_Goal of the exercise_
Gather every line from the entries below that includes "Unión".

_Given data_
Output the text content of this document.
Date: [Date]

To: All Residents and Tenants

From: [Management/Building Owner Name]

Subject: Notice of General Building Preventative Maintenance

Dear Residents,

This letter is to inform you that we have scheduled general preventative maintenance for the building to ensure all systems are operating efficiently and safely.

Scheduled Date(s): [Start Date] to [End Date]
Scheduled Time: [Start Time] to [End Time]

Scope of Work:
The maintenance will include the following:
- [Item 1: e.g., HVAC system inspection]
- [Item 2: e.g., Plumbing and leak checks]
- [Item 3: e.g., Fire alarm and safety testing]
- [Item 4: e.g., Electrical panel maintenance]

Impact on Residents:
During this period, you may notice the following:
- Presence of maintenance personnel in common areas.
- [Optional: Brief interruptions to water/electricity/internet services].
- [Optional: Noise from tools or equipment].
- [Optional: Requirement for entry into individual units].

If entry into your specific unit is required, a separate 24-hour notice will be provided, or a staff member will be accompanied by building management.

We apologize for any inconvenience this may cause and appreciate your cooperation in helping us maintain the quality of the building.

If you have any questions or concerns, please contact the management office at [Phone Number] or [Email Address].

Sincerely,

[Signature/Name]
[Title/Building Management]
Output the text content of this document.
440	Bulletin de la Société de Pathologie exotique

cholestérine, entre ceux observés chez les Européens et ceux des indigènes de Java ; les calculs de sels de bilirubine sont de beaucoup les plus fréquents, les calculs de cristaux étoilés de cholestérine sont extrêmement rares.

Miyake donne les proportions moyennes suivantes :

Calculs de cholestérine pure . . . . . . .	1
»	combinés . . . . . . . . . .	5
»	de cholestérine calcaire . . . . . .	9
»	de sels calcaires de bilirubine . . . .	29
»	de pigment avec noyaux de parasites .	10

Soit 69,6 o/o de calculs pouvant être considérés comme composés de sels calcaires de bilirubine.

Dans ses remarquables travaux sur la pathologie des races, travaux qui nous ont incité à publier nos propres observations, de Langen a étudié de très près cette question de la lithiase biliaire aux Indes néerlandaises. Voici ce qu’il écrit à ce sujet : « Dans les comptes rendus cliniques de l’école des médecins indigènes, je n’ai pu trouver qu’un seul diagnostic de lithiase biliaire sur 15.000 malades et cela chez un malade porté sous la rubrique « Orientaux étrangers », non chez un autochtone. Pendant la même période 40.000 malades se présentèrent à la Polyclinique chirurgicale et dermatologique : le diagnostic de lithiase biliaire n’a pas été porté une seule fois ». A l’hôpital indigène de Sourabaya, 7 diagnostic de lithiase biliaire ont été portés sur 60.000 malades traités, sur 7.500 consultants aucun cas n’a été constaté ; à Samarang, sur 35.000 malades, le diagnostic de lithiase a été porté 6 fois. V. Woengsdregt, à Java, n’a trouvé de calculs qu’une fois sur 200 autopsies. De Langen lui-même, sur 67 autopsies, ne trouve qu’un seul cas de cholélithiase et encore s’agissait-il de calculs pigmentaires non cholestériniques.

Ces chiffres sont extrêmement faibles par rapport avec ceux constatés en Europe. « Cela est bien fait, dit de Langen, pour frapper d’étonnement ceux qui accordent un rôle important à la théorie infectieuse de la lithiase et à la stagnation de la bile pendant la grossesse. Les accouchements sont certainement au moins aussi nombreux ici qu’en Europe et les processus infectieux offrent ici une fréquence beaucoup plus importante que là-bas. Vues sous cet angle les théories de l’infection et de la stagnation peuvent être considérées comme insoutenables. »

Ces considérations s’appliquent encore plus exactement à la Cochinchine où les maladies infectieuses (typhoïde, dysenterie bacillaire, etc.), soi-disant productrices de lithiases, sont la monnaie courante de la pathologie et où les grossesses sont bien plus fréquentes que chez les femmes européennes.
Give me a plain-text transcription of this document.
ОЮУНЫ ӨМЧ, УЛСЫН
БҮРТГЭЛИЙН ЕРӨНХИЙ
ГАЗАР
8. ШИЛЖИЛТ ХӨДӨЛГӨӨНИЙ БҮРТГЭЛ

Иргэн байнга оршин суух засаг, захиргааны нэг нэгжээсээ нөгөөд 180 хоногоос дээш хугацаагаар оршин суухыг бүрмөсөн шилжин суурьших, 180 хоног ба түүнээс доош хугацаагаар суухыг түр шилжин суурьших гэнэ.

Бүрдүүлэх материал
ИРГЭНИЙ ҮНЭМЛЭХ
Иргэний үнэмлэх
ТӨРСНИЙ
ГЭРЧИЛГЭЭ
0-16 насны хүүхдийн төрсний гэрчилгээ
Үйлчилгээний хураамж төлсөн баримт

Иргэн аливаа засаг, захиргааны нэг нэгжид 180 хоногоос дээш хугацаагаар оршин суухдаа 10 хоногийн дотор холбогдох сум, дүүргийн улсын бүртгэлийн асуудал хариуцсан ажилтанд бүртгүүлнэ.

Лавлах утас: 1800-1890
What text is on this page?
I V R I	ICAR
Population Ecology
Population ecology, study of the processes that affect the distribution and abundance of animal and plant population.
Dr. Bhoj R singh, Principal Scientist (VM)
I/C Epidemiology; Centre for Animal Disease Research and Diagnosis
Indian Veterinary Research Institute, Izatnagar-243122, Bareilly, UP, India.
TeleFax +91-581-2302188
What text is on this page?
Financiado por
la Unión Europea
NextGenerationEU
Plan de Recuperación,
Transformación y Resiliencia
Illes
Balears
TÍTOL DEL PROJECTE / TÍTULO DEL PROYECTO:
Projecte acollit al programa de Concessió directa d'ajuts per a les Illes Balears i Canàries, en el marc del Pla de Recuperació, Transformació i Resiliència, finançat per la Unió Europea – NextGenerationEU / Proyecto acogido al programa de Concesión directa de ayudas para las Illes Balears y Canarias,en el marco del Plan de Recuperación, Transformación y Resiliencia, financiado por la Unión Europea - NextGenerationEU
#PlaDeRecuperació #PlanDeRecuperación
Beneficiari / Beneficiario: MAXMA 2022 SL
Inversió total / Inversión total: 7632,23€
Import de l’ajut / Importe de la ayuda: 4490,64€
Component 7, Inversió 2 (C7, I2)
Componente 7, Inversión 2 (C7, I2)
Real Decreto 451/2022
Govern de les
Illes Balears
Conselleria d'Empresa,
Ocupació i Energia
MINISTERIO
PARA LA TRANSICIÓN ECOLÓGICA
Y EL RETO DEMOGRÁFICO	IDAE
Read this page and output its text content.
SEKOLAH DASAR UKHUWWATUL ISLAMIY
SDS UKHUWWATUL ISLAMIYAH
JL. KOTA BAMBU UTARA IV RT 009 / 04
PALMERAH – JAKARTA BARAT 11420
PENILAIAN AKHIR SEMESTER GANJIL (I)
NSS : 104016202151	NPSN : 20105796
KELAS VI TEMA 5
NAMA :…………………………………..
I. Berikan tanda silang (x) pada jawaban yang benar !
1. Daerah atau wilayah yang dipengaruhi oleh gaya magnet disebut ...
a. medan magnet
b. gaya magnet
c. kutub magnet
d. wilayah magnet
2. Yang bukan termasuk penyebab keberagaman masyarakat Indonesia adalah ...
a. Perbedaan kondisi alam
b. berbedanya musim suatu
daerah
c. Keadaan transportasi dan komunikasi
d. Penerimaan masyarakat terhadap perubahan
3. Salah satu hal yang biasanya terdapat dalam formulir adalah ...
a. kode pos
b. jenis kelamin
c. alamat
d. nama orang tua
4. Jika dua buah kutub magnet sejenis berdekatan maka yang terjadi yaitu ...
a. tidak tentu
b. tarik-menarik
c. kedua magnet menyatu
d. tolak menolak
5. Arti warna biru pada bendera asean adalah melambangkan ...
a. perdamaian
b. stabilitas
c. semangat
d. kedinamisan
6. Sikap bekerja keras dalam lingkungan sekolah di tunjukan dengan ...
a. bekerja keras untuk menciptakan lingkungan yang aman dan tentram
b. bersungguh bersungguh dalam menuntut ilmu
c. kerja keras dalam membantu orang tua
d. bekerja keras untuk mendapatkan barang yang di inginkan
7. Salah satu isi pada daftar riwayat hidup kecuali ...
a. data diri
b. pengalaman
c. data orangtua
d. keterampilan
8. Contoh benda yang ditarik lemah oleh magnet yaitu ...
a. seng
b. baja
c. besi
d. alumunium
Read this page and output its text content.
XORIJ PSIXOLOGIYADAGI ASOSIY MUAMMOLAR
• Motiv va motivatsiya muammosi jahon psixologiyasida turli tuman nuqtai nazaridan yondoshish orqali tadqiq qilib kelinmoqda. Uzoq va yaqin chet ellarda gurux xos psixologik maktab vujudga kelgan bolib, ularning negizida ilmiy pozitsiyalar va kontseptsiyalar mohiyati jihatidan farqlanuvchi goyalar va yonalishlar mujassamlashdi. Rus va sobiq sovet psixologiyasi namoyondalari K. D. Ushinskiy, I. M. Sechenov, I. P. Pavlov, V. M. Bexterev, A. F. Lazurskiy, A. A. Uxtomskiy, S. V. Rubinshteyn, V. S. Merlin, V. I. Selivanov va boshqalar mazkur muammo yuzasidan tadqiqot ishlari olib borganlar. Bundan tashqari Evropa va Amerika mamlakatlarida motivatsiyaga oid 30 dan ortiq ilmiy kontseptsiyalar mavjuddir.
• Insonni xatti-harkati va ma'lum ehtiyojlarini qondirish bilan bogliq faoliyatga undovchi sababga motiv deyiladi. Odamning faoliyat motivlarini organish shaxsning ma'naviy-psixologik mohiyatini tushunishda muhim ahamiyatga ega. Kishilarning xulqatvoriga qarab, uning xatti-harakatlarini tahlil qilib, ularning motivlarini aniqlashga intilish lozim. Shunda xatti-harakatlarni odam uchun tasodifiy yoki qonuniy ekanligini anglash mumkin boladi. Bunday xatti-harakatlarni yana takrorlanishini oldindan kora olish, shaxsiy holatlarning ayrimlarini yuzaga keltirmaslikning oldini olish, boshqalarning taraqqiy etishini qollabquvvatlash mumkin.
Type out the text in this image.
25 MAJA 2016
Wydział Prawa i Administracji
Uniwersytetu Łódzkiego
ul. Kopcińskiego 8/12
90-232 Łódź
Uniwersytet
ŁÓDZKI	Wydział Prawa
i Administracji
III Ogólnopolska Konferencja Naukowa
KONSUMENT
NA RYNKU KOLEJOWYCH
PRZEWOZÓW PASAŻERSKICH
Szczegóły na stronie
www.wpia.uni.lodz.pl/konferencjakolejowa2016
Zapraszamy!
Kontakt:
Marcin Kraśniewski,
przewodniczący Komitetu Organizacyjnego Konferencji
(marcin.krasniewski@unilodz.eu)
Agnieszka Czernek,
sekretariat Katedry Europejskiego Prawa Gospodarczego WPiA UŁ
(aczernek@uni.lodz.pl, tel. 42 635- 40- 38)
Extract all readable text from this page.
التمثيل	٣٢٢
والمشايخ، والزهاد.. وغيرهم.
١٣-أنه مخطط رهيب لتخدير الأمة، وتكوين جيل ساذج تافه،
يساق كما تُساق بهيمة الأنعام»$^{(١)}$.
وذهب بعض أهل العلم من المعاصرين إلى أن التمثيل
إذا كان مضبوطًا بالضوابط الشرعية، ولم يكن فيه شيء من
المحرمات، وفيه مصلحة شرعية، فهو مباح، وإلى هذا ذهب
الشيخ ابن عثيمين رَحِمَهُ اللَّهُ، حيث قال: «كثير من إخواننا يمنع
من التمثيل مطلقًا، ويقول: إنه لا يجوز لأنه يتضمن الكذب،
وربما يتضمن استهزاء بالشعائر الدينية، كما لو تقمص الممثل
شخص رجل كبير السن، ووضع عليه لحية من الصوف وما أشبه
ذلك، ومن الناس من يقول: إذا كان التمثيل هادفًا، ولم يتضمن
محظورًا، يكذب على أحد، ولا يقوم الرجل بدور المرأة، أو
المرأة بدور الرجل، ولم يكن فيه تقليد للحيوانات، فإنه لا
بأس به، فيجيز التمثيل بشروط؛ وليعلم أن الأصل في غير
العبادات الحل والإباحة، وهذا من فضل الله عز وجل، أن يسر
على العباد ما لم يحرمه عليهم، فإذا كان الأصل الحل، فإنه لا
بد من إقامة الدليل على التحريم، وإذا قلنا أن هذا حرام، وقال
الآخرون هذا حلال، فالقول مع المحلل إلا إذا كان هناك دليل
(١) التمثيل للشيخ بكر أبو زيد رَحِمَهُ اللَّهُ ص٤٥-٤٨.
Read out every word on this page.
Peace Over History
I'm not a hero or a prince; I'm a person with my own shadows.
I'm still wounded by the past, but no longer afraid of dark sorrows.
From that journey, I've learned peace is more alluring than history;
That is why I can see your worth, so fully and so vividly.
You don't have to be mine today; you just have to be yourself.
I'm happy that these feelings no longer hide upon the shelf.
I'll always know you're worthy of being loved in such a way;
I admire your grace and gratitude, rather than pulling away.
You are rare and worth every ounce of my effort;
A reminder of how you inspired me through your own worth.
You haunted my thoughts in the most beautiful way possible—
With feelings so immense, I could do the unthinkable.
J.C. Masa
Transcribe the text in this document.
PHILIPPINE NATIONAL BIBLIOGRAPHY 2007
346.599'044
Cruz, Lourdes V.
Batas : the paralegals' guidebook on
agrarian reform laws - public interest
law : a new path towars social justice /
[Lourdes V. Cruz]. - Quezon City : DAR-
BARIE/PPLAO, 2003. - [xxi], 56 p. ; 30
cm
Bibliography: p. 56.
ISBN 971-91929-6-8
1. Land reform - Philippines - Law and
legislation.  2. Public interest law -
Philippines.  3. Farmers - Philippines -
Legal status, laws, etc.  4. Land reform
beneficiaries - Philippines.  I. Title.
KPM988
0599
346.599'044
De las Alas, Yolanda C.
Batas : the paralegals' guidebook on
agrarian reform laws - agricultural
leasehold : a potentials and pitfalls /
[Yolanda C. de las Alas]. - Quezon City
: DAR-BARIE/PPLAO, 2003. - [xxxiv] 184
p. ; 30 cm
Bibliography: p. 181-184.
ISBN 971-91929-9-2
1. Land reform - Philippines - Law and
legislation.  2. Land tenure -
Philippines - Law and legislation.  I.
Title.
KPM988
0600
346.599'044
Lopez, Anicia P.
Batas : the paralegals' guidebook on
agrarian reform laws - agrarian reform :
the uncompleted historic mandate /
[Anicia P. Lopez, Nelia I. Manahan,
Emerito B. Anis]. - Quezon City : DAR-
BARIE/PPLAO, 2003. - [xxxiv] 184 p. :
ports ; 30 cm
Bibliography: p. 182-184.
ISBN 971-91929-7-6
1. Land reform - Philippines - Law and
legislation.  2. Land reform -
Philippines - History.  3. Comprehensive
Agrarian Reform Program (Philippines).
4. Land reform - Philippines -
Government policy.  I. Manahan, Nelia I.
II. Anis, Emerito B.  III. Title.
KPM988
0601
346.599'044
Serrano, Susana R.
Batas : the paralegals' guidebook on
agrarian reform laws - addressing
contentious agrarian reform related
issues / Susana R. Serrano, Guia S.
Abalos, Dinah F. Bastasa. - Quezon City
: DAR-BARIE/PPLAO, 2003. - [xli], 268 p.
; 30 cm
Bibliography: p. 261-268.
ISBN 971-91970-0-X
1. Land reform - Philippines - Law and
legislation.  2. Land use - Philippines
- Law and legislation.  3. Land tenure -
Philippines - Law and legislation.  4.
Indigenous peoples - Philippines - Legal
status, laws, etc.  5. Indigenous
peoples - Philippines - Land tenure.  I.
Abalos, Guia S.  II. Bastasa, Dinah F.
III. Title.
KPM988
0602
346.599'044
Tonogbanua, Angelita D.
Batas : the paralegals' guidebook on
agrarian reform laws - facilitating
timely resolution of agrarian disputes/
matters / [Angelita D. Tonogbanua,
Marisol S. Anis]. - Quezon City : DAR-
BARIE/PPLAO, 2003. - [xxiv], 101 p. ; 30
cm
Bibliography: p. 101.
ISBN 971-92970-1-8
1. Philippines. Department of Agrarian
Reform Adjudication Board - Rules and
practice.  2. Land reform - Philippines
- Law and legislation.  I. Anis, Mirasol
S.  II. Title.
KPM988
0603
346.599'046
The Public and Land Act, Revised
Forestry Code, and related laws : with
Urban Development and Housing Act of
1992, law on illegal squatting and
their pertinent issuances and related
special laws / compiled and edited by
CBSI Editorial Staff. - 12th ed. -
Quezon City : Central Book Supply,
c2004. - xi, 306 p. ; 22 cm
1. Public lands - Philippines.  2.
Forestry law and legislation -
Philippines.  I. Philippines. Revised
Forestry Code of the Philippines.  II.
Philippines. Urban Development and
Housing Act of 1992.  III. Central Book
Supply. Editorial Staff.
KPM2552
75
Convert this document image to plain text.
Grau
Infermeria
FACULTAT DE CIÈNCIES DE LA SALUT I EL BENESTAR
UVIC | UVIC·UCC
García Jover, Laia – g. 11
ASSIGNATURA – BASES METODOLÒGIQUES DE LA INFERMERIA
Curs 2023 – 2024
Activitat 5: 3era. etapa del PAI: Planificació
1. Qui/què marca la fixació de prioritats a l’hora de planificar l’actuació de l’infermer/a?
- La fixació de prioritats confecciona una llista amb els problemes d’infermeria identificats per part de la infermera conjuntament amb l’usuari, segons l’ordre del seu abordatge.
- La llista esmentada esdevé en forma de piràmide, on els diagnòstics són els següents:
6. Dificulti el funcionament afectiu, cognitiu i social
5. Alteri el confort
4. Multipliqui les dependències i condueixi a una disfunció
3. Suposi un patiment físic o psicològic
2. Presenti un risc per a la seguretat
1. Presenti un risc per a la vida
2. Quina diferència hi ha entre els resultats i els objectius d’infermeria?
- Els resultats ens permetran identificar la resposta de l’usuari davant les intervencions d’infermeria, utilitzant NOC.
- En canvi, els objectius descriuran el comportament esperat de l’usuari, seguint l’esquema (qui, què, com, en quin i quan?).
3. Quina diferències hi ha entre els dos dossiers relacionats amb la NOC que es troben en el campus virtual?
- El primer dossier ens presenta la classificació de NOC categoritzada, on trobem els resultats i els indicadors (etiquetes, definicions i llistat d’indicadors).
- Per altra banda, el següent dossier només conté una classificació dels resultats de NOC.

_Output below_
la Unión Europea
Projecte acollit al programa de Concessió directa d'ajuts per a les Illes Balears i Canàries, en el marc del Pla de Recuperació, Transformació i Resiliència, finançat per la Unió Europea – NextGenerationEU / Proyecto acogido al programa de Concesión directa de ayudas para las Illes Balears y Canarias,en el marco del Plan de Recuperación, Transformación y Resiliencia, financiado por la Unión Europea - NextGenerationEU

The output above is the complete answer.